Meet the Other Phone. Child-safe in minutes.

Meet the Other Phone.
Child-safe in minutes.

Buy now

Please or to access all these features

Property/DIY

Join our Property forum for renovation, DIY, and house selling advice.

Please Help design my upstairs - with diagram

13 replies

Notanarchitect · 07/11/2018 09:44

Have been backwards and forwards with architect to redesign our upstairs and do away with the ancient single 'room' upstairs, we live in what is primarily a bungalow so the idea is to build up higher, with a new roof, to give a complete full-size upstairs.
I'm not quite sure we know what we want, and I don't think the architect understands what we want as he is sticking in too many en suites. Does everyone have all bedrooms bar one with en suite? We've a downstairs room that could be a bedroom, and a bathroom below, so ideally don't want each bedroom to have en suite, CBA to do all that cleaning!
I've attached a diagram as I know you all love diagrams.. sorry it's not very good.
I've been on here for years but have name changed because I'm sure next door could identify who I am, and don't want to let on we're going to extend just yet because they object to every planning application in the area

Key points are:
a)House faces approx north west. The windows can more or less go anywhere other than the left hand wall. Windows will be dormers and can go front or back, the roof will slope down to the new height walls at the front and back, so I've drawn in the 6ft height line. Could put windows on right hand wall which faces approx north east as this side doesn't overlook anything due to a bend in the road. Can also use skylights in the slope of the roof to add light.

b)The stairwell, which goes down towards the front of the house (nearest), ideally needs to have a landing to the left of it and the whole to be well lit (otherwise downstairs hallway will be very dark). Big window there perhaps?
c)The main family bathroom has to ideally go above the plumbing/drainage below.
d)The airing cupboard, Aga flue and chimney breast are non moveable items (although airing cupboard door could open in any direction)
e)We do need some storage cupboards.

Four or five bedrooms, or four beds and a study? Study area on the landing?
Family bathroom and 1 or 2 ensuite?

Please help as I'm really stuck on this!

Please Help design my upstairs - with diagram
OP posts:
wowfudge · 07/11/2018 10:18

The space is 13m by 9.6m then roughly if I have understood correctly? And you want to get 4 or 5 rooms plus bathroom(s) in there? I don't see how you can or have I misunderstood something?

wowfudge · 07/11/2018 10:24

What's the space either side of the staircase where that would come up into the loft? You need to think where beds will go in rooms and what size beds. My reason for saying I don't think you can get 5 rooms + at least one bathroom is because of the things you have to work around and configuring the space. DP says it's a huge space and layout will depend on what the eaves are like.

Just a thought - has anyone else done similar in the area with a bungalow of the same design? Could be worth looking at past planning applications or sales particulars in the sold prices section on Rightmove.

bracken101 · 07/11/2018 13:11

It might be easier if you post what the architect has drawn and what you don’t like and we could come up with suggestions?

Notanarchitect · 07/11/2018 14:17

How the architect has drawn it is a central corridor with a room in each corner, with the bathroom and a small study at the central back of the house )opposite stairs), but he's stuck en suites on 2 of the rooms. Each room has one or two dormer windows (to the front or to the back) so you get the headroom.

(Records shown):
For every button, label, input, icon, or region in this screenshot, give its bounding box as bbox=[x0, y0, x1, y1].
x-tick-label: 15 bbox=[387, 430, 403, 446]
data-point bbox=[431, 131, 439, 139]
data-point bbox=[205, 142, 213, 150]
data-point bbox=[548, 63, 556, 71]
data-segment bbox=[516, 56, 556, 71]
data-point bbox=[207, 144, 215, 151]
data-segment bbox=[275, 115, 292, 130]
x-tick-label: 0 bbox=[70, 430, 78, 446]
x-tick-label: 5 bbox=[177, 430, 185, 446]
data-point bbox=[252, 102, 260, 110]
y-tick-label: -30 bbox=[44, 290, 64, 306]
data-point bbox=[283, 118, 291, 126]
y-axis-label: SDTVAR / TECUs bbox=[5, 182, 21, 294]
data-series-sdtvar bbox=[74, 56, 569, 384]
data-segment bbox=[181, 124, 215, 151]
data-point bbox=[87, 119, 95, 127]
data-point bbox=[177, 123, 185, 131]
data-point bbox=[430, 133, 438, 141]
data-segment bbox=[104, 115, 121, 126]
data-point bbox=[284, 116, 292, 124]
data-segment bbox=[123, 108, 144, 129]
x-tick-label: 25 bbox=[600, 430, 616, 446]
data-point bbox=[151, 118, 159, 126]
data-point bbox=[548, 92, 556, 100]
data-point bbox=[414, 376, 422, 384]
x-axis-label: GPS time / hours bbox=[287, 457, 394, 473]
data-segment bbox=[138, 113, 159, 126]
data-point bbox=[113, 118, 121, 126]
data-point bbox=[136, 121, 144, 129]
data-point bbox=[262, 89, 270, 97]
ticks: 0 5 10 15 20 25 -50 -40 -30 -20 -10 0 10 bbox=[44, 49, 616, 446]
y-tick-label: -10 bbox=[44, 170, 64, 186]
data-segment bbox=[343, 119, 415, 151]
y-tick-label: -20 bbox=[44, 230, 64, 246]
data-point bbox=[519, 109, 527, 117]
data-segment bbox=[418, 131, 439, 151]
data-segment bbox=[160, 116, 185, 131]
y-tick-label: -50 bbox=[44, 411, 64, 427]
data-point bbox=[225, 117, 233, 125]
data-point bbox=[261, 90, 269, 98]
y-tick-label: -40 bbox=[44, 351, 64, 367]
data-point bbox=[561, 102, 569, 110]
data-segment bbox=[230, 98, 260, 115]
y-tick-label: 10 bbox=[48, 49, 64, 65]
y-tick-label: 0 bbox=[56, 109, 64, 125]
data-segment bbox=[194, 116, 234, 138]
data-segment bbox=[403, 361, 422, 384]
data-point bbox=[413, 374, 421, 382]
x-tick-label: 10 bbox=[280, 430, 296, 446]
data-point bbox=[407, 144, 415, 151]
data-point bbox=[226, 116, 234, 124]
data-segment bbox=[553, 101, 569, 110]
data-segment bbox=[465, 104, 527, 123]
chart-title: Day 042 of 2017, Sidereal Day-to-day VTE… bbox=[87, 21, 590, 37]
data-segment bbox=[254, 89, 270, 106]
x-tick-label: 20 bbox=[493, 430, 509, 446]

(Set of tasks):
a. From the forum thread above about redesigning an upstairs, return the passage starting with "d)The airing cupboard, Aga" and going on through "on the landing?", copied word for word.
b. In the forum thread about redesigning an upstairs, which items does the original poster list as non-moveable?
c. Write what comes next in the forum thread about redesigning an upstairs, picking up after its final sentence.

(Answers to the exercise):
a.
d)The airing cupboard, Aga flue and chimney breast are non moveable items (although airing cupboard door could open in any direction)
e)We do need some storage cupboards.

Four or five bedrooms, or four beds and a study? Study area on the landing?

b. The airing cupboard, the Aga flue and the chimney breast.

c.
Didn't want to post the actual drawings in case architect (female with kids) is a mumsnetter.

Good plan to look at other bungalow extensions, unfortunately there are not many former bungalows left (usually they sell the plot and build 1 or 2 big detacheds, there are a couple extended but both have flat roof extensions upstairs, we are building up then putting the pitched roof on.

OP posts:
Notanarchitect · 07/11/2018 14:21

There's nothing that cannot be moved either side of the staircase, at present it just comes up into the room, stud wall either side, small 'landing' with a door into the room, a large (wide) room with a small flat roof dormer with 2 windows to the back, sloping walls other than to the side, with big eaves cupboards. Not masses of headroom though.

OP posts:
Notanarchitect · 07/11/2018 14:27

Downstairs are 5 rooms and a bathroom, and the hall/stairs so I can't see why you can't fit the same upstairs.
Will double check the measurements but think it could be 14m x 9.6m

OP posts:
mum2015 · 07/11/2018 14:47

Notanarchitect,

To get same footprint as downstairs you would need to build walls all around and put roof on top. If only converting loft, you would loose a lot of space in eves before you reach a usable height.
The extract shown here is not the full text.